Exercise description —
Return the count of lines that mention "anni", with no other words.

Data supplied —
╭──

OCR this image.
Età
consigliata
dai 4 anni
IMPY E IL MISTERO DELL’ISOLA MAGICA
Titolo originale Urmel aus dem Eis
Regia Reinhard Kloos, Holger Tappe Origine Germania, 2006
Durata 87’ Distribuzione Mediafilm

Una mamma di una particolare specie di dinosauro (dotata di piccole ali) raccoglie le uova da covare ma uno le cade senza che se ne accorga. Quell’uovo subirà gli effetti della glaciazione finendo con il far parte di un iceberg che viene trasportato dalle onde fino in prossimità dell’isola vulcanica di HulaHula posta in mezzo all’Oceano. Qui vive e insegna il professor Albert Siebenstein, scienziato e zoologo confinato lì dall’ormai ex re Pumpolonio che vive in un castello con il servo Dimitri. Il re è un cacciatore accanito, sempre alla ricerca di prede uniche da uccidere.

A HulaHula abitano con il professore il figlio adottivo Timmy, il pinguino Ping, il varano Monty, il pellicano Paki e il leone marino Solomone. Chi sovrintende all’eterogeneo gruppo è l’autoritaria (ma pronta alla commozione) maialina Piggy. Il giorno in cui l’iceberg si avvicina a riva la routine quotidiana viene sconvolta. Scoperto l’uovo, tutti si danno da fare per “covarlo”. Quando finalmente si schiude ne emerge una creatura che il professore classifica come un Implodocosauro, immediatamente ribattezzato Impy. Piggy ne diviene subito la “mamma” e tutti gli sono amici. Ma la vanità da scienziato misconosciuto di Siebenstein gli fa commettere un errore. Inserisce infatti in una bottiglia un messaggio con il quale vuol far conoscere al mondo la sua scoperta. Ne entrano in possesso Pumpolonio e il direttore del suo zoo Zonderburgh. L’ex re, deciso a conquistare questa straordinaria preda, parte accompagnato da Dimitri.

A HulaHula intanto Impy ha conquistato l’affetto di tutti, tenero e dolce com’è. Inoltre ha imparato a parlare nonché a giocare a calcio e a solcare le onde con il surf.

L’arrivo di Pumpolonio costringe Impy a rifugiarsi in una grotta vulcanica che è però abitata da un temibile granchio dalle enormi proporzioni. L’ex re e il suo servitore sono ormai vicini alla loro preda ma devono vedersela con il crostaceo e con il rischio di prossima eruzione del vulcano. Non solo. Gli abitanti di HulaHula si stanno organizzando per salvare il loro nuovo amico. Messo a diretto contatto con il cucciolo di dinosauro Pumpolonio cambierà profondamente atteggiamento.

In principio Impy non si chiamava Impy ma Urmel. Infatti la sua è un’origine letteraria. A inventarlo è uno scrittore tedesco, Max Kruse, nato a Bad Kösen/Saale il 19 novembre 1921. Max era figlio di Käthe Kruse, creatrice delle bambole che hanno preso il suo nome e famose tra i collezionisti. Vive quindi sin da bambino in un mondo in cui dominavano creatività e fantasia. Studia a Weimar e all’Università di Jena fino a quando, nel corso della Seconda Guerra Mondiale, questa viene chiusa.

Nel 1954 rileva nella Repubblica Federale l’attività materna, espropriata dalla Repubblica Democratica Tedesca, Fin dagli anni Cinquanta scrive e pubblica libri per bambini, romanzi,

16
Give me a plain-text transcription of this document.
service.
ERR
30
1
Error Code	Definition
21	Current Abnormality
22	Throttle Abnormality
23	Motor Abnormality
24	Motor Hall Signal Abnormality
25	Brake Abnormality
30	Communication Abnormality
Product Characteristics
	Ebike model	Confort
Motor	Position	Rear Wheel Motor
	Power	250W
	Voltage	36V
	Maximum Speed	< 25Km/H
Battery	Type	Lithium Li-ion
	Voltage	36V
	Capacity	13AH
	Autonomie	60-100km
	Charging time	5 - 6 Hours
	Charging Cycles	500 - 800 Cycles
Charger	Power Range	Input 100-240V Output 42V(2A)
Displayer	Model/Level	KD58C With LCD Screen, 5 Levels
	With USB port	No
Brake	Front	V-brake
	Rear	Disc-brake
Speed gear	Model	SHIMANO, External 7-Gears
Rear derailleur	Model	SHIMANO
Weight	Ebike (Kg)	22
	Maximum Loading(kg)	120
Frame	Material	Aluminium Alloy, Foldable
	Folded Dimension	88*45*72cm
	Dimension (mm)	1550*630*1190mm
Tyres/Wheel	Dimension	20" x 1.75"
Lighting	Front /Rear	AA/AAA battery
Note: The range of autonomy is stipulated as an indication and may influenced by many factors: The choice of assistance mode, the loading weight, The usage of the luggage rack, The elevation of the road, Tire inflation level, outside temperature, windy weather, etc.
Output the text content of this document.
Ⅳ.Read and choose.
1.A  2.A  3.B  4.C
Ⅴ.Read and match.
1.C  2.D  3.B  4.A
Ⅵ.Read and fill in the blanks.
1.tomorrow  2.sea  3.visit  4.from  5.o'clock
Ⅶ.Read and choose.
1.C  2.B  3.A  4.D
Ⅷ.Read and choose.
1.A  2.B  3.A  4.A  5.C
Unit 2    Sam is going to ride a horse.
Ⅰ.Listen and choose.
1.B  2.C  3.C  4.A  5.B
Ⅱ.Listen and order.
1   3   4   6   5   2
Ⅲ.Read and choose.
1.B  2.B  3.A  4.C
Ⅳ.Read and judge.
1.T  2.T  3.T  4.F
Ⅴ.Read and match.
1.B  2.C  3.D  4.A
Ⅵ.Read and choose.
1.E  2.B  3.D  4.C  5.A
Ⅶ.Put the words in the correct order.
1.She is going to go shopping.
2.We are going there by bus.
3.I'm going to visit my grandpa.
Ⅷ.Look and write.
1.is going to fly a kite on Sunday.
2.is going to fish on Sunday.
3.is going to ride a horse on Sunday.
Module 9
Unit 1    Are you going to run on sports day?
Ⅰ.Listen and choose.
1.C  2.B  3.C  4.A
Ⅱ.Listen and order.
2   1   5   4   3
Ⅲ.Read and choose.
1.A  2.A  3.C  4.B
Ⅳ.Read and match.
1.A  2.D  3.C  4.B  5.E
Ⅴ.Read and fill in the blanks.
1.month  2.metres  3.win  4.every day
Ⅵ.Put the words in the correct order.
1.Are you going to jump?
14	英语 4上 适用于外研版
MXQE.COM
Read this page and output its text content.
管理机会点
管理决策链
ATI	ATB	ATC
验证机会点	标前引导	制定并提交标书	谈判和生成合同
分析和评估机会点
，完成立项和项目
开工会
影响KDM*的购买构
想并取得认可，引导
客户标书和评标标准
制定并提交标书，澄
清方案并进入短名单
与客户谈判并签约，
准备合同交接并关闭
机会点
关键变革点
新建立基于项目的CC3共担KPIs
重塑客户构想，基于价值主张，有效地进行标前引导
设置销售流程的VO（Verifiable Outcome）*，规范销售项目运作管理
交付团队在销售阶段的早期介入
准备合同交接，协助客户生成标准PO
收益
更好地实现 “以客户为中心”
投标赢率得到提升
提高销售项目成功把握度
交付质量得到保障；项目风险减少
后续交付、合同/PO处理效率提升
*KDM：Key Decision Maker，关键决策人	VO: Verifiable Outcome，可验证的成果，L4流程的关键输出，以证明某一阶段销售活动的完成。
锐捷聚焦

╰──

Answer to the task —
2